▶ [What the exercise asks] Repeat the material in full. Keep every line exactly as it is.

▶ [Input]
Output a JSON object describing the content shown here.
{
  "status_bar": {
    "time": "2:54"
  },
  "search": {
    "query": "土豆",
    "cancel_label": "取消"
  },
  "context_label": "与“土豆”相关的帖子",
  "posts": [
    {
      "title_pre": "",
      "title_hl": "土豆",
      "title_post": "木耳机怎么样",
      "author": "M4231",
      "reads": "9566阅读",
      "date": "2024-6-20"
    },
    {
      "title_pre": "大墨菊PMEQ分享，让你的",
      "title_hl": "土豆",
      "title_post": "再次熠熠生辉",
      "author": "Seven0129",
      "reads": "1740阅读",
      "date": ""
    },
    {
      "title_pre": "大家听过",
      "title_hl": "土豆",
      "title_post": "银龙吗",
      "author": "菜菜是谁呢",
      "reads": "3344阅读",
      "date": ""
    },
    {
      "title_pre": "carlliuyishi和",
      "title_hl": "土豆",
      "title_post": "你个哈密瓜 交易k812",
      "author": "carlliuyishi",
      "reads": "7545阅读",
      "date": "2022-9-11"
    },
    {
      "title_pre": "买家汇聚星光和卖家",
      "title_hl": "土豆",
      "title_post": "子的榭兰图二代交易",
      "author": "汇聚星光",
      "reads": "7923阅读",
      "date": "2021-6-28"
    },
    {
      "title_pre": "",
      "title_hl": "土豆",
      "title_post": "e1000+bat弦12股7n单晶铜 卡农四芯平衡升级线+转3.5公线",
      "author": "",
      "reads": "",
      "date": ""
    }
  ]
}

▶ [Output of the exercise]
Output a JSON object describing the content shown here.
{
  "status_bar": {
    "time": "2:54"
  },
  "search": {
    "query": "土豆",
    "cancel_label": "取消"
  },
  "context_label": "与“土豆”相关的帖子",
  "posts": [
    {
      "title_pre": "",
      "title_hl": "土豆",
      "title_post": "木耳机怎么样",
      "author": "M4231",
      "reads": "9566阅读",
      "date": "2024-6-20"
    },
    {
      "title_pre": "大墨菊PMEQ分享，让你的",
      "title_hl": "土豆",
      "title_post": "再次熠熠生辉",
      "author": "Seven0129",
      "reads": "1740阅读",
      "date": ""
    },
    {
      "title_pre": "大家听过",
      "title_hl": "土豆",
      "title_post": "银龙吗",
      "author": "菜菜是谁呢",
      "reads": "3344阅读",
      "date": ""
    },
    {
      "title_pre": "carlliuyishi和",
      "title_hl": "土豆",
      "title_post": "你个哈密瓜 交易k812",
      "author": "carlliuyishi",
      "reads": "7545阅读",
      "date": "2022-9-11"
    },
    {
      "title_pre": "买家汇聚星光和卖家",
      "title_hl": "土豆",
      "title_post": "子的榭兰图二代交易",
      "author": "汇聚星光",
      "reads": "7923阅读",
      "date": "2021-6-28"
    },
    {
      "title_pre": "",
      "title_hl": "土豆",
      "title_post": "e1000+bat弦12股7n单晶铜 卡农四芯平衡升级线+转3.5公线",
      "author": "",
      "reads": "",
      "date": ""
    }
  ]
}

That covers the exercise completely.